EXERCISE OBJECTIVE >> Print every entry exactly as written.

(Records from a collection)
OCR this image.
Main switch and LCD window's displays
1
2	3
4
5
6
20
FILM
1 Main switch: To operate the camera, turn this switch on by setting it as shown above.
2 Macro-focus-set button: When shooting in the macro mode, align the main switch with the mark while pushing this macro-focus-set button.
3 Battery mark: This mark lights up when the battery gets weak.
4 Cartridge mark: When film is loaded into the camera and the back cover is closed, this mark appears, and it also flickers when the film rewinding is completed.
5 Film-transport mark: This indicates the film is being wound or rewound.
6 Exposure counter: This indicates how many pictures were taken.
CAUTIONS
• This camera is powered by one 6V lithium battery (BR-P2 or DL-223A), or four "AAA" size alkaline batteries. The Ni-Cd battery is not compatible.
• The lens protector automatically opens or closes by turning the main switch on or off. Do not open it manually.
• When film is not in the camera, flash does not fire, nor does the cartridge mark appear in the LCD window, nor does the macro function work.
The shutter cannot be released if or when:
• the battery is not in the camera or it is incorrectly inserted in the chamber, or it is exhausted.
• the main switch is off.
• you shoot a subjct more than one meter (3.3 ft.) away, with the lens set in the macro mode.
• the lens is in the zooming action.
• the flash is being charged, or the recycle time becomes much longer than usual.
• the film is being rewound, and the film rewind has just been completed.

SOLUTION TO THIS TASK >>
OCR this image.
Main switch and LCD window's displays
1
2	3
4
5
6
20
FILM
1 Main switch: To operate the camera, turn this switch on by setting it as shown above.
2 Macro-focus-set button: When shooting in the macro mode, align the main switch with the mark while pushing this macro-focus-set button.
3 Battery mark: This mark lights up when the battery gets weak.
4 Cartridge mark: When film is loaded into the camera and the back cover is closed, this mark appears, and it also flickers when the film rewinding is completed.
5 Film-transport mark: This indicates the film is being wound or rewound.
6 Exposure counter: This indicates how many pictures were taken.
CAUTIONS
• This camera is powered by one 6V lithium battery (BR-P2 or DL-223A), or four "AAA" size alkaline batteries. The Ni-Cd battery is not compatible.
• The lens protector automatically opens or closes by turning the main switch on or off. Do not open it manually.
• When film is not in the camera, flash does not fire, nor does the cartridge mark appear in the LCD window, nor does the macro function work.
The shutter cannot be released if or when:
• the battery is not in the camera or it is incorrectly inserted in the chamber, or it is exhausted.
• the main switch is off.
• you shoot a subjct more than one meter (3.3 ft.) away, with the lens set in the macro mode.
• the lens is in the zooming action.
• the flash is being charged, or the recycle time becomes much longer than usual.
• the film is being rewound, and the film rewind has just been completed.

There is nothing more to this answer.